Instructions to follow:
Copy out every one of the rows below without changing anything.

--- START Records for this exercise ---

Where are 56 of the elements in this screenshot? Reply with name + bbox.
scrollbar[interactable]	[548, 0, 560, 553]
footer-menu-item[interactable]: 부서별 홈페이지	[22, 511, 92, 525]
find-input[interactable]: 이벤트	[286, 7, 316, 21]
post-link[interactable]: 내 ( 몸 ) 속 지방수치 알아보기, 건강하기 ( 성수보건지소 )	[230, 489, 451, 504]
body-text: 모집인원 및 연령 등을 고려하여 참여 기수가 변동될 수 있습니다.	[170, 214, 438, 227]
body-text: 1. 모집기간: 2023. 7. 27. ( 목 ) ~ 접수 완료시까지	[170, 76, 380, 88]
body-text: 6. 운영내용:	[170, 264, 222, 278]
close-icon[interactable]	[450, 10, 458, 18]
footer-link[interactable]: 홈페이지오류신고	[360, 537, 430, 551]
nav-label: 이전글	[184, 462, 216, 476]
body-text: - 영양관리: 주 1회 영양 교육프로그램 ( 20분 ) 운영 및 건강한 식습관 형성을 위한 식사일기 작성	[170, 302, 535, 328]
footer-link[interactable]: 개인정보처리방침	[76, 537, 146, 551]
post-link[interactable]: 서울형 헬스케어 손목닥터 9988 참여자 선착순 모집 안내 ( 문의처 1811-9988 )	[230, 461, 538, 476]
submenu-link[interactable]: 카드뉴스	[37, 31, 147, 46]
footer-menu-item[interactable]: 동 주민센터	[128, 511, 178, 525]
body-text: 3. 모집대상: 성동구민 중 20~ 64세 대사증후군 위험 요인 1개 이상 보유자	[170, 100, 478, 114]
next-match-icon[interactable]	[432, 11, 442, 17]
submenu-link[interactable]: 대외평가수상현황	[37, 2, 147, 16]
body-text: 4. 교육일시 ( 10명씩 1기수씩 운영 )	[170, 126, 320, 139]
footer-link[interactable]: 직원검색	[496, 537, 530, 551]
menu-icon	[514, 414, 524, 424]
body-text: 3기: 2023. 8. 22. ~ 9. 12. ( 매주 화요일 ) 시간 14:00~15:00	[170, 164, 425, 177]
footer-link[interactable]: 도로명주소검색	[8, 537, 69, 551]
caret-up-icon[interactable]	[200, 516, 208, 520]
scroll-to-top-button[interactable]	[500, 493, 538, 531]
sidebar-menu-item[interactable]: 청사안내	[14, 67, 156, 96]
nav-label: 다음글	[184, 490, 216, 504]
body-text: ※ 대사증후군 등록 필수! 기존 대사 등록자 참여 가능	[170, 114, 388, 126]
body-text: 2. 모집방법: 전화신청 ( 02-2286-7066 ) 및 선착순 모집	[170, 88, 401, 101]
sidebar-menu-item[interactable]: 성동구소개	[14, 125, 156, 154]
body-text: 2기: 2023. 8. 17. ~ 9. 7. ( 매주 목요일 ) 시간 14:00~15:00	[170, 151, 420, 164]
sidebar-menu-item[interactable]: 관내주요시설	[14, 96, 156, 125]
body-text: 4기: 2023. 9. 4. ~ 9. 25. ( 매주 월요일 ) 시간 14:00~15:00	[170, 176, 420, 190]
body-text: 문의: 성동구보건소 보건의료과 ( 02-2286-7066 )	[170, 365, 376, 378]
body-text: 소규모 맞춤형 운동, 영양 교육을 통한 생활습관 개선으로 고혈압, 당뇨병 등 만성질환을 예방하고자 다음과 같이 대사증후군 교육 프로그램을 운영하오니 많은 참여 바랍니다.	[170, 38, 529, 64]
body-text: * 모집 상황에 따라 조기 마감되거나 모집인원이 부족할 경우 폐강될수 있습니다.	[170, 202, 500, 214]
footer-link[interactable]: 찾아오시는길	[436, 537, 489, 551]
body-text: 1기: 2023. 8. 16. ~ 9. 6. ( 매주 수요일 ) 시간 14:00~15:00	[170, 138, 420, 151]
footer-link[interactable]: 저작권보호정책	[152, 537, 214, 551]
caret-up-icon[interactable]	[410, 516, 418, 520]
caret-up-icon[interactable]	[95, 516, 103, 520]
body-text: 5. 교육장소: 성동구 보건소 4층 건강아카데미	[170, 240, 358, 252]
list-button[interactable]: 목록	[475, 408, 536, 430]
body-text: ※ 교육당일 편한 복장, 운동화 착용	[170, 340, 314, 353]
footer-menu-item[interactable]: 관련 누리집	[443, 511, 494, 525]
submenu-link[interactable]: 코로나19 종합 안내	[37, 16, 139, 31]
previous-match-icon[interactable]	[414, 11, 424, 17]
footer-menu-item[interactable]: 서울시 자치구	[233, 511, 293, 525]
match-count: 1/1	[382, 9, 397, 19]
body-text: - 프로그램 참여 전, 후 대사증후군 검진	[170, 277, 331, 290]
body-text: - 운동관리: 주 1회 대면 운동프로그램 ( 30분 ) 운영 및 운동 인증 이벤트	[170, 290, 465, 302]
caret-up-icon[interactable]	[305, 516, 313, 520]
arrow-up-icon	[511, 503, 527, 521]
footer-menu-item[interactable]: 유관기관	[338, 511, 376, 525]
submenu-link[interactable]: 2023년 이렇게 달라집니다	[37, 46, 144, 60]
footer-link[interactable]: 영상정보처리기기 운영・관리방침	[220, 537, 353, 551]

--- END Records for this exercise ---

Result:
Where are 56 of the elements in this screenshot? Reply with name + bbox.
scrollbar[interactable]	[548, 0, 560, 553]
footer-menu-item[interactable]: 부서별 홈페이지	[22, 511, 92, 525]
find-input[interactable]: 이벤트	[286, 7, 316, 21]
post-link[interactable]: 내 ( 몸 ) 속 지방수치 알아보기, 건강하기 ( 성수보건지소 )	[230, 489, 451, 504]
body-text: 모집인원 및 연령 등을 고려하여 참여 기수가 변동될 수 있습니다.	[170, 214, 438, 227]
body-text: 1. 모집기간: 2023. 7. 27. ( 목 ) ~ 접수 완료시까지	[170, 76, 380, 88]
body-text: 6. 운영내용:	[170, 264, 222, 278]
close-icon[interactable]	[450, 10, 458, 18]
footer-link[interactable]: 홈페이지오류신고	[360, 537, 430, 551]
nav-label: 이전글	[184, 462, 216, 476]
body-text: - 영양관리: 주 1회 영양 교육프로그램 ( 20분 ) 운영 및 건강한 식습관 형성을 위한 식사일기 작성	[170, 302, 535, 328]
footer-link[interactable]: 개인정보처리방침	[76, 537, 146, 551]
post-link[interactable]: 서울형 헬스케어 손목닥터 9988 참여자 선착순 모집 안내 ( 문의처 1811-9988 )	[230, 461, 538, 476]
submenu-link[interactable]: 카드뉴스	[37, 31, 147, 46]
footer-menu-item[interactable]: 동 주민센터	[128, 511, 178, 525]
body-text: 3. 모집대상: 성동구민 중 20~ 64세 대사증후군 위험 요인 1개 이상 보유자	[170, 100, 478, 114]
next-match-icon[interactable]	[432, 11, 442, 17]
submenu-link[interactable]: 대외평가수상현황	[37, 2, 147, 16]
body-text: 4. 교육일시 ( 10명씩 1기수씩 운영 )	[170, 126, 320, 139]
footer-link[interactable]: 직원검색	[496, 537, 530, 551]
menu-icon	[514, 414, 524, 424]
body-text: 3기: 2023. 8. 22. ~ 9. 12. ( 매주 화요일 ) 시간 14:00~15:00	[170, 164, 425, 177]
footer-link[interactable]: 도로명주소검색	[8, 537, 69, 551]
caret-up-icon[interactable]	[200, 516, 208, 520]
scroll-to-top-button[interactable]	[500, 493, 538, 531]
sidebar-menu-item[interactable]: 청사안내	[14, 67, 156, 96]
nav-label: 다음글	[184, 490, 216, 504]
body-text: ※ 대사증후군 등록 필수! 기존 대사 등록자 참여 가능	[170, 114, 388, 126]
body-text: 2. 모집방법: 전화신청 ( 02-2286-7066 ) 및 선착순 모집	[170, 88, 401, 101]
sidebar-menu-item[interactable]: 성동구소개	[14, 125, 156, 154]
body-text: 2기: 2023. 8. 17. ~ 9. 7. ( 매주 목요일 ) 시간 14:00~15:00	[170, 151, 420, 164]
sidebar-menu-item[interactable]: 관내주요시설	[14, 96, 156, 125]
body-text: 4기: 2023. 9. 4. ~ 9. 25. ( 매주 월요일 ) 시간 14:00~15:00	[170, 176, 420, 190]
body-text: 문의: 성동구보건소 보건의료과 ( 02-2286-7066 )	[170, 365, 376, 378]
body-text: 소규모 맞춤형 운동, 영양 교육을 통한 생활습관 개선으로 고혈압, 당뇨병 등 만성질환을 예방하고자 다음과 같이 대사증후군 교육 프로그램을 운영하오니 많은 참여 바랍니다.	[170, 38, 529, 64]
body-text: * 모집 상황에 따라 조기 마감되거나 모집인원이 부족할 경우 폐강될수 있습니다.	[170, 202, 500, 214]
footer-link[interactable]: 찾아오시는길	[436, 537, 489, 551]
body-text: 1기: 2023. 8. 16. ~ 9. 6. ( 매주 수요일 ) 시간 14:00~15:00	[170, 138, 420, 151]
footer-link[interactable]: 저작권보호정책	[152, 537, 214, 551]
caret-up-icon[interactable]	[410, 516, 418, 520]
caret-up-icon[interactable]	[95, 516, 103, 520]
body-text: 5. 교육장소: 성동구 보건소 4층 건강아카데미	[170, 240, 358, 252]
list-button[interactable]: 목록	[475, 408, 536, 430]
body-text: ※ 교육당일 편한 복장, 운동화 착용	[170, 340, 314, 353]
footer-menu-item[interactable]: 관련 누리집	[443, 511, 494, 525]
submenu-link[interactable]: 코로나19 종합 안내	[37, 16, 139, 31]
previous-match-icon[interactable]	[414, 11, 424, 17]
footer-menu-item[interactable]: 서울시 자치구	[233, 511, 293, 525]
match-count: 1/1	[382, 9, 397, 19]
body-text: - 프로그램 참여 전, 후 대사증후군 검진	[170, 277, 331, 290]
body-text: - 운동관리: 주 1회 대면 운동프로그램 ( 30분 ) 운영 및 운동 인증 이벤트	[170, 290, 465, 302]
caret-up-icon[interactable]	[305, 516, 313, 520]
arrow-up-icon	[511, 503, 527, 521]
footer-menu-item[interactable]: 유관기관	[338, 511, 376, 525]
submenu-link[interactable]: 2023년 이렇게 달라집니다	[37, 46, 144, 60]
footer-link[interactable]: 영상정보처리기기 운영・관리방침	[220, 537, 353, 551]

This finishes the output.